**Problem description:**
Scan the material for the word "Unknown" and copy each line where it occurs.
##########
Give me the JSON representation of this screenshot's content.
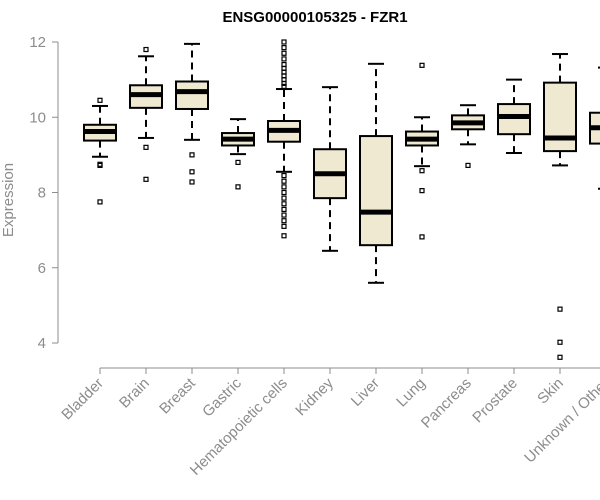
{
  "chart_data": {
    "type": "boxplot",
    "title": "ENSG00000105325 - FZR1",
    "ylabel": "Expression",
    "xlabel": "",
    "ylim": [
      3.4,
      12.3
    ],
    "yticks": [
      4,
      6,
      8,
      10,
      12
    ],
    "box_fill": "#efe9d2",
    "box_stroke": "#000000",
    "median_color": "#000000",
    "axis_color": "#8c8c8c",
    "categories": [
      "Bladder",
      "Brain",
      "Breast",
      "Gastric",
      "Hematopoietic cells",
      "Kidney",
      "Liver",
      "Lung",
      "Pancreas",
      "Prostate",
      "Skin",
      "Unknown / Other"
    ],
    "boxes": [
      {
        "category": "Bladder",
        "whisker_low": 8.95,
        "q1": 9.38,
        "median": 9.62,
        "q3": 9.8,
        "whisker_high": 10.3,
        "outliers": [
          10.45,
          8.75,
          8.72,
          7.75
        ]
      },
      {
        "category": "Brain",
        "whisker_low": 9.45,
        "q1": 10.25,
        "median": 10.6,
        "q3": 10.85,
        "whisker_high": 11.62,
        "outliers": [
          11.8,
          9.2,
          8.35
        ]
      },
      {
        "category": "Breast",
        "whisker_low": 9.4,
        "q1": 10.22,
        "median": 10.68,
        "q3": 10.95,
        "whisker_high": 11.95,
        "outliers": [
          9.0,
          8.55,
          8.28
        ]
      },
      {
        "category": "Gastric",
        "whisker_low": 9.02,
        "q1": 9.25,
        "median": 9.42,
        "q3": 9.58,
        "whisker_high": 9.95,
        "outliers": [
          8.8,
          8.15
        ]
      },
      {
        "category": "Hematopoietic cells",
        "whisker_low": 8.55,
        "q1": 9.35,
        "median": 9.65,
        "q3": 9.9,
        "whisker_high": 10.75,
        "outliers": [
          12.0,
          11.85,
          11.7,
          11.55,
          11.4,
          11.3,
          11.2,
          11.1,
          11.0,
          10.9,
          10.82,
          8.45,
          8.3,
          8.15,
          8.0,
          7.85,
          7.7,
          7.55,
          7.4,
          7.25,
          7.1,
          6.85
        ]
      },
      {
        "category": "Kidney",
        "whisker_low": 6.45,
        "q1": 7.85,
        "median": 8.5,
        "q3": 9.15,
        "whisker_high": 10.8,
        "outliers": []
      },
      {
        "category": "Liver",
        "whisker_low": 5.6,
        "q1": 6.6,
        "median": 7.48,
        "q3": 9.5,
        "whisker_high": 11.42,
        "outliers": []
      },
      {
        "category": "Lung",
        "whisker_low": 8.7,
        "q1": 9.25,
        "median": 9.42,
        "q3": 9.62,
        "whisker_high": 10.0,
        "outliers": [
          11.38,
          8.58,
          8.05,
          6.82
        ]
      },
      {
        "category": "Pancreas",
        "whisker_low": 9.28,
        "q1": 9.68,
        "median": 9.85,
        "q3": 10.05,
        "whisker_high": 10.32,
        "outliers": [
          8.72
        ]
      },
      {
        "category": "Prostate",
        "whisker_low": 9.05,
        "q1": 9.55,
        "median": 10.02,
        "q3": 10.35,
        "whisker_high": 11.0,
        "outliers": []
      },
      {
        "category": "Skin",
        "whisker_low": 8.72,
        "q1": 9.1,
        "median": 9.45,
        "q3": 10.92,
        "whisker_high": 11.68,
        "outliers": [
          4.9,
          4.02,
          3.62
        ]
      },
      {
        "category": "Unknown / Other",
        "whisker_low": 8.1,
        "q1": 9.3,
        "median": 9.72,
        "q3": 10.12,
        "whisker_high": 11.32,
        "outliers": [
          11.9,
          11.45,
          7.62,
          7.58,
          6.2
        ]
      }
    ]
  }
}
##########
**Response area:**
      "Unknown / Other"
        "category": "Unknown / Other",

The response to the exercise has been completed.